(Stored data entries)
** start **

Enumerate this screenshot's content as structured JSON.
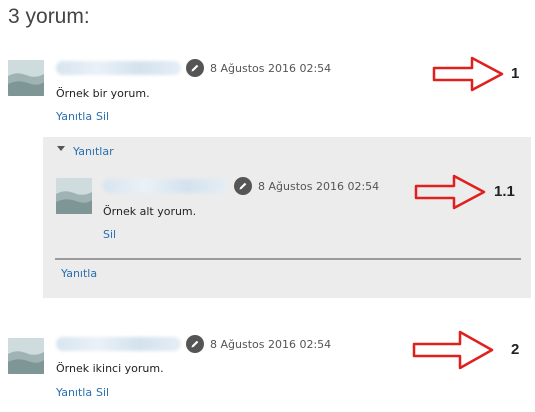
{
  "heading": "3 yorum:",
  "comments": [
    {
      "date": "8 Ağustos 2016 02:54",
      "text": "Örnek bir yorum.",
      "actions": [
        "Yanıtla",
        "Sil"
      ],
      "marker": "1"
    },
    {
      "date": "8 Ağustos 2016 02:54",
      "text": "Örnek ikinci yorum.",
      "actions": [
        "Yanıtla",
        "Sil"
      ],
      "marker": "2"
    }
  ],
  "replies": {
    "toggle_label": "Yanıtlar",
    "items": [
      {
        "date": "8 Ağustos 2016 02:54",
        "text": "Örnek alt yorum.",
        "actions": [
          "Sil"
        ],
        "marker": "1.1"
      }
    ],
    "reply_link": "Yanıtla"
  },
  "colors": {
    "link": "#2a6fb0",
    "arrow": "#e0201e",
    "panel": "#ececec"
  },
  "icons": [
    "pencil-icon",
    "triangle-down-icon",
    "arrow-icon"
  ]
}
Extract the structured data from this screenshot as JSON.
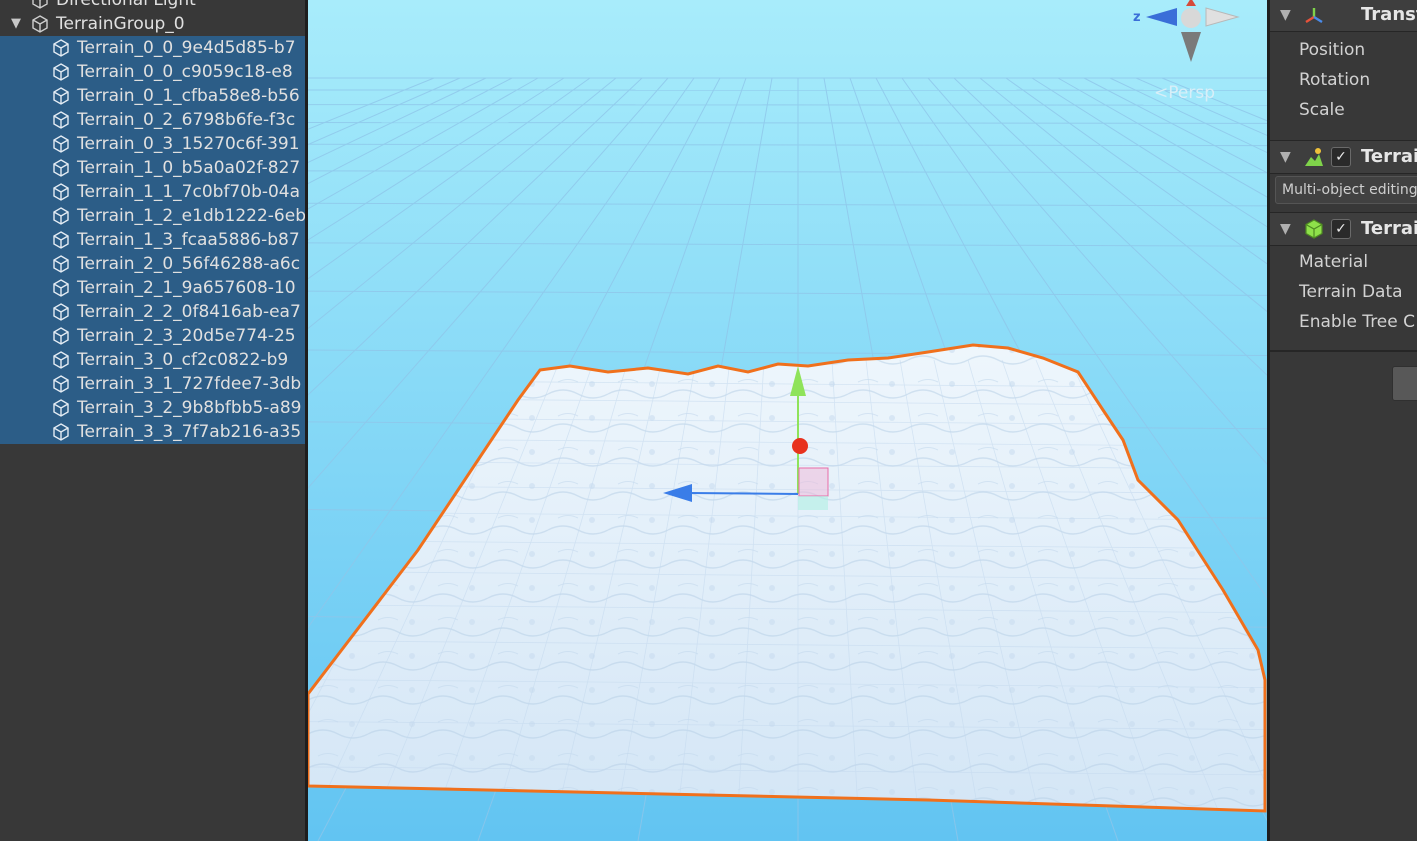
{
  "hierarchy": {
    "partial_top": "Directional Light",
    "group": "TerrainGroup_0",
    "items": [
      "Terrain_0_0_9e4d5d85-b7",
      "Terrain_0_0_c9059c18-e8",
      "Terrain_0_1_cfba58e8-b56",
      "Terrain_0_2_6798b6fe-f3c",
      "Terrain_0_3_15270c6f-391",
      "Terrain_1_0_b5a0a02f-827",
      "Terrain_1_1_7c0bf70b-04a",
      "Terrain_1_2_e1db1222-6eb",
      "Terrain_1_3_fcaa5886-b87",
      "Terrain_2_0_56f46288-a6c",
      "Terrain_2_1_9a657608-10",
      "Terrain_2_2_0f8416ab-ea7",
      "Terrain_2_3_20d5e774-25",
      "Terrain_3_0_cf2c0822-b9",
      "Terrain_3_1_727fdee7-3db",
      "Terrain_3_2_9b8bfbb5-a89",
      "Terrain_3_3_7f7ab216-a35"
    ]
  },
  "scene": {
    "gizmo_axis_label": "z",
    "projection_label": "<Persp",
    "colors": {
      "sky_top": "#a8ecfb",
      "sky_bottom": "#62c4f2",
      "selection_outline": "#f0701c",
      "terrain": "#dcebf8",
      "axis_y": "#8fe35a",
      "axis_z": "#3a7de8",
      "pivot": "#e8321e"
    }
  },
  "inspector": {
    "transform": {
      "title": "Transf",
      "position_label": "Position",
      "rotation_label": "Rotation",
      "scale_label": "Scale"
    },
    "terrain_component": {
      "title": "Terrai",
      "checked": "✓",
      "note": "Multi-object editing"
    },
    "terrain_collider": {
      "title": "Terrai",
      "checked": "✓",
      "material_label": "Material",
      "terrain_data_label": "Terrain Data",
      "enable_tree_label": "Enable Tree C"
    }
  }
}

** end **

## TASK DIRECTIONS
From the material above, copy each line that includes the word "JSON".

## WRITTEN REPLY
Enumerate this screenshot's content as structured JSON.
Extract the structured data from this screenshot as JSON.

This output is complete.